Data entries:
★ ★ ★ ★ ★

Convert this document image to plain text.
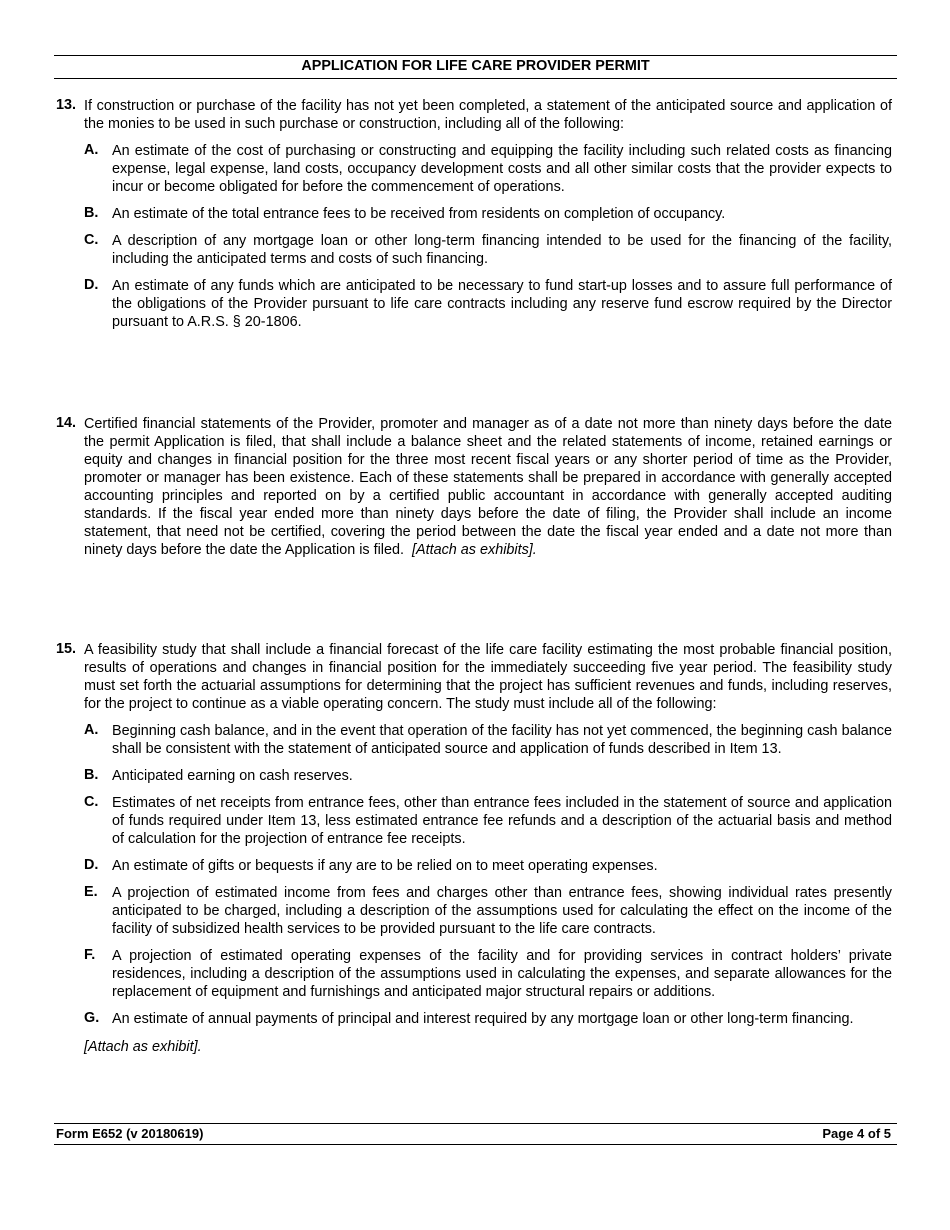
APPLICATION FOR LIFE CARE PROVIDER PERMIT
13. If construction or purchase of the facility has not yet been completed, a statement of the anticipated source and application of the monies to be used in such purchase or construction, including all of the following:
A. An estimate of the cost of purchasing or constructing and equipping the facility including such related costs as financing expense, legal expense, land costs, occupancy development costs and all other similar costs that the provider expects to incur or become obligated for before the commencement of operations.
B. An estimate of the total entrance fees to be received from residents on completion of occupancy.
C. A description of any mortgage loan or other long-term financing intended to be used for the financing of the facility, including the anticipated terms and costs of such financing.
D. An estimate of any funds which are anticipated to be necessary to fund start-up losses and to assure full performance of the obligations of the Provider pursuant to life care contracts including any reserve fund escrow required by the Director pursuant to A.R.S. § 20-1806.
14. Certified financial statements of the Provider, promoter and manager as of a date not more than ninety days before the date the permit Application is filed, that shall include a balance sheet and the related statements of income, retained earnings or equity and changes in financial position for the three most recent fiscal years or any shorter period of time as the Provider, promoter or manager has been existence. Each of these statements shall be prepared in accordance with generally accepted accounting principles and reported on by a certified public accountant in accordance with generally accepted auditing standards. If the fiscal year ended more than ninety days before the date of filing, the Provider shall include an income statement, that need not be certified, covering the period between the date the fiscal year ended and a date not more than ninety days before the date the Application is filed. [Attach as exhibits].
15. A feasibility study that shall include a financial forecast of the life care facility estimating the most probable financial position, results of operations and changes in financial position for the immediately succeeding five year period. The feasibility study must set forth the actuarial assumptions for determining that the project has sufficient revenues and funds, including reserves, for the project to continue as a viable operating concern. The study must include all of the following:
A. Beginning cash balance, and in the event that operation of the facility has not yet commenced, the beginning cash balance shall be consistent with the statement of anticipated source and application of funds described in Item 13.
B. Anticipated earning on cash reserves.
C. Estimates of net receipts from entrance fees, other than entrance fees included in the statement of source and application of funds required under Item 13, less estimated entrance fee refunds and a description of the actuarial basis and method of calculation for the projection of entrance fee receipts.
D. An estimate of gifts or bequests if any are to be relied on to meet operating expenses.
E. A projection of estimated income from fees and charges other than entrance fees, showing individual rates presently anticipated to be charged, including a description of the assumptions used for calculating the effect on the income of the facility of subsidized health services to be provided pursuant to the life care contracts.
F.	A projection of estimated operating expenses of the facility and for providing services in contract holders’ private residences, including a description of the assumptions used in calculating the expenses, and separate allowances for the replacement of equipment and furnishings and anticipated major structural repairs or additions.
G. An estimate of annual payments of principal and interest required by any mortgage loan or other long-term financing.
[Attach as exhibit].
Form E652 (v 20180619)	Page 4 of 5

★ ★ ★ ★ ★

Your goal
Count the lines of the data that contain the string "cash", and reply with that number alone.

Solution to the exercise
2